··· INPUT MATERIAL
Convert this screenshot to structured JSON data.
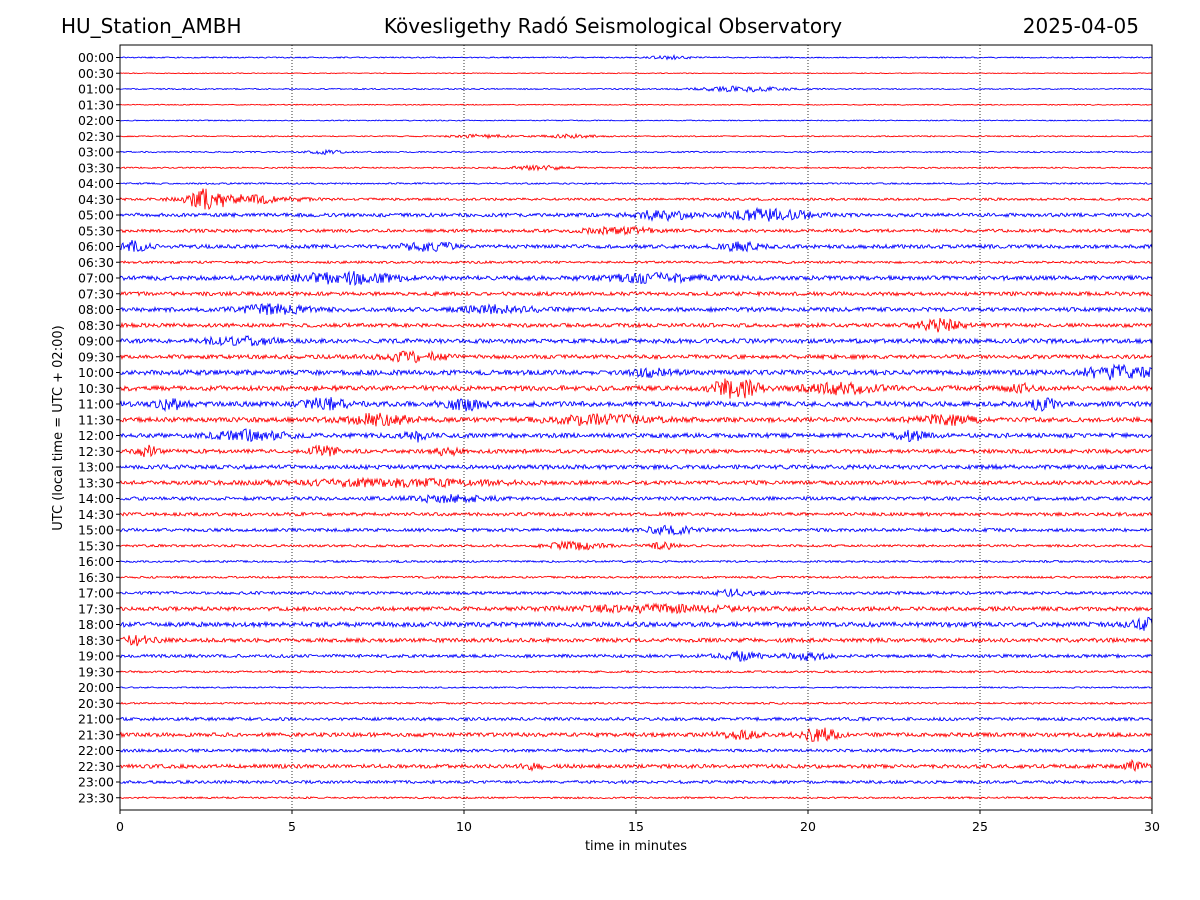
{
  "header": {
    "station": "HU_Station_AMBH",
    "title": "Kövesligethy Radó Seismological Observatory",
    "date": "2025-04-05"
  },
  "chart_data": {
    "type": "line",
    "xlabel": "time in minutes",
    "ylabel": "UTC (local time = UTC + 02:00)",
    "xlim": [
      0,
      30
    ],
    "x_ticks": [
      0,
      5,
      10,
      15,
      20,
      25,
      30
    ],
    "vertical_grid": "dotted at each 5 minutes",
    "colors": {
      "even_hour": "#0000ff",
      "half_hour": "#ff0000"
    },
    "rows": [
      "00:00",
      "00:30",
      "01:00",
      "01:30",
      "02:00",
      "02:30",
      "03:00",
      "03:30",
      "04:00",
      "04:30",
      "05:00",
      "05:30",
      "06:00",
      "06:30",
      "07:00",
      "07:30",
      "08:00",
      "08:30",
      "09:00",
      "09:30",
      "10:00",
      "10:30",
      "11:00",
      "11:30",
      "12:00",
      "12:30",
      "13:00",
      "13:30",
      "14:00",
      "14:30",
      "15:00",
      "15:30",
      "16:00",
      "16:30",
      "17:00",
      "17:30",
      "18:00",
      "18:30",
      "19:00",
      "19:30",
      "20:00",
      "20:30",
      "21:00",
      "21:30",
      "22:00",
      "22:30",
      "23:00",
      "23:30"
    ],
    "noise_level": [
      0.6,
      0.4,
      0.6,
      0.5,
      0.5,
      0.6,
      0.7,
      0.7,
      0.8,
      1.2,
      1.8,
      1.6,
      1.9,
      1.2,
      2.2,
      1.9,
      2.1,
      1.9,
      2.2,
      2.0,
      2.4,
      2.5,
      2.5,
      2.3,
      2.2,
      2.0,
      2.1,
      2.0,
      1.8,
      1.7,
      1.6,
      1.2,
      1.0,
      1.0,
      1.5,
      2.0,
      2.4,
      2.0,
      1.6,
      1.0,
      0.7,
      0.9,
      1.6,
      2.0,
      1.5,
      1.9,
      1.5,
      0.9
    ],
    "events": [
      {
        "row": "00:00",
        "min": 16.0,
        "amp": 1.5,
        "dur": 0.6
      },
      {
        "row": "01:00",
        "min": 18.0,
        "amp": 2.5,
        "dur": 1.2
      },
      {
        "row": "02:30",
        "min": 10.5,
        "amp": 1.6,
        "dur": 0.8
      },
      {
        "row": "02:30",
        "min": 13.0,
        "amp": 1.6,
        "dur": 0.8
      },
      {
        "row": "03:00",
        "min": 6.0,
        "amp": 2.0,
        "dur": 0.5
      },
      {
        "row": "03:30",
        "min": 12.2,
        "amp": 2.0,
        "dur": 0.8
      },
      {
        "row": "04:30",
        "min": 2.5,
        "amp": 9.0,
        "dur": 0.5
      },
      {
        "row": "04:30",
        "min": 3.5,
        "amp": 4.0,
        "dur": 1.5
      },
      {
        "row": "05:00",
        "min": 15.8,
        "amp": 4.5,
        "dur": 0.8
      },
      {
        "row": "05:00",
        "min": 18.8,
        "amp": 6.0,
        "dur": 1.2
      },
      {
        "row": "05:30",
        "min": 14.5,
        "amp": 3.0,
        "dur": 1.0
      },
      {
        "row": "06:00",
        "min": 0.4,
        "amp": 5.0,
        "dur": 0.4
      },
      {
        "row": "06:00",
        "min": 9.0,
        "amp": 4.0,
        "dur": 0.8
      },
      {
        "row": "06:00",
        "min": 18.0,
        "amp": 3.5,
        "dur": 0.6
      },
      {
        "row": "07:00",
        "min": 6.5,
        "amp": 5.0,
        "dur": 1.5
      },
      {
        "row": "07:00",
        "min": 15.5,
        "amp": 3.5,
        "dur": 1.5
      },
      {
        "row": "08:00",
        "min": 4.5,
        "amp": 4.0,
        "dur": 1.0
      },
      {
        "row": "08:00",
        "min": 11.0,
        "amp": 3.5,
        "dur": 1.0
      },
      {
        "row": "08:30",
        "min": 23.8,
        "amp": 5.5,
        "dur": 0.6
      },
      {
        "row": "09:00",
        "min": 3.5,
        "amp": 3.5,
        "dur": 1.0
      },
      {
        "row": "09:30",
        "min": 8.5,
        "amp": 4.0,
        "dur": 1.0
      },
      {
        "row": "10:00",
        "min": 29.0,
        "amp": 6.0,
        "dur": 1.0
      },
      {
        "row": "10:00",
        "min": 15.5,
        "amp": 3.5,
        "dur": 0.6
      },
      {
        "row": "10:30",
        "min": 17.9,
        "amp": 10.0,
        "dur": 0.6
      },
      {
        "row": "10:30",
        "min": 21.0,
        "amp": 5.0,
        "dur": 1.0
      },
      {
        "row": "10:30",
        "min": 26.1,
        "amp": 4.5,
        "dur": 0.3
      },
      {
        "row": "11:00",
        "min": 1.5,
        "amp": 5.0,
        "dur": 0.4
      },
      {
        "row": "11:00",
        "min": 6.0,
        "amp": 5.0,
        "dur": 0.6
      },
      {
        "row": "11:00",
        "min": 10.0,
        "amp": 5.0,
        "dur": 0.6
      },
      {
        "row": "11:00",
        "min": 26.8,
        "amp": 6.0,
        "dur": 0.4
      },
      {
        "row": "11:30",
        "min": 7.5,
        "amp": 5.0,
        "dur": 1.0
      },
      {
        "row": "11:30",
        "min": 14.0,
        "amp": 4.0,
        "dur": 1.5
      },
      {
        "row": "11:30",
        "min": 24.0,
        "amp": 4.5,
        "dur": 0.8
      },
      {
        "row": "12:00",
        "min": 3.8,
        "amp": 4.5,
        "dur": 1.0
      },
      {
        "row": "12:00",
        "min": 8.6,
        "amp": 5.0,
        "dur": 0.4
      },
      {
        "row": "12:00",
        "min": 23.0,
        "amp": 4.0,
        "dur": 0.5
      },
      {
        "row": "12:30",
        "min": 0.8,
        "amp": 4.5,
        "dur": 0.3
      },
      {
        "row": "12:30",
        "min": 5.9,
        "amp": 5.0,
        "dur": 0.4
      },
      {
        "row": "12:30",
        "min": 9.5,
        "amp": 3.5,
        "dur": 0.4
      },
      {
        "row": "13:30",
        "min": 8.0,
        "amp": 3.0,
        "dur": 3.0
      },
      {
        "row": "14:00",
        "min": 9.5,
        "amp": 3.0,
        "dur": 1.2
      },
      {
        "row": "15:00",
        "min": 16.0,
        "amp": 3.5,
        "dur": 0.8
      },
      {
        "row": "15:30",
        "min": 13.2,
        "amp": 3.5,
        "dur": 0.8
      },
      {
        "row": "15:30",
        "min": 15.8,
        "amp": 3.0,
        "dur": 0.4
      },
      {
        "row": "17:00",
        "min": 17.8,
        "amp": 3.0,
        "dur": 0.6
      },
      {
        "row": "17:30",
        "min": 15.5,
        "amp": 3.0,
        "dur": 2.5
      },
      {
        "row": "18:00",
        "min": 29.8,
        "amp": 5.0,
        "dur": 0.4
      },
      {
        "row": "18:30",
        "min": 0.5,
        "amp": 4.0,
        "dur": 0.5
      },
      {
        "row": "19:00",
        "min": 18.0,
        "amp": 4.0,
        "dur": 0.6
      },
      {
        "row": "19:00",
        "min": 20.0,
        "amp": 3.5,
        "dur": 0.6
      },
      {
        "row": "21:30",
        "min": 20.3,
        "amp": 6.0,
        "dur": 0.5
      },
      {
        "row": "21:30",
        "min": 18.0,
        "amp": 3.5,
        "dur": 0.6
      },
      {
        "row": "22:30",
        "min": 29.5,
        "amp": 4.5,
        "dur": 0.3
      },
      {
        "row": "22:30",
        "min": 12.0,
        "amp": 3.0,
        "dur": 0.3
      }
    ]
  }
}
······
REQUIREMENT
Show all lines in the entries above where the string "time" appears.

RESULT
    "xlabel": "time in minutes",
    "ylabel": "UTC (local time = UTC + 02:00)",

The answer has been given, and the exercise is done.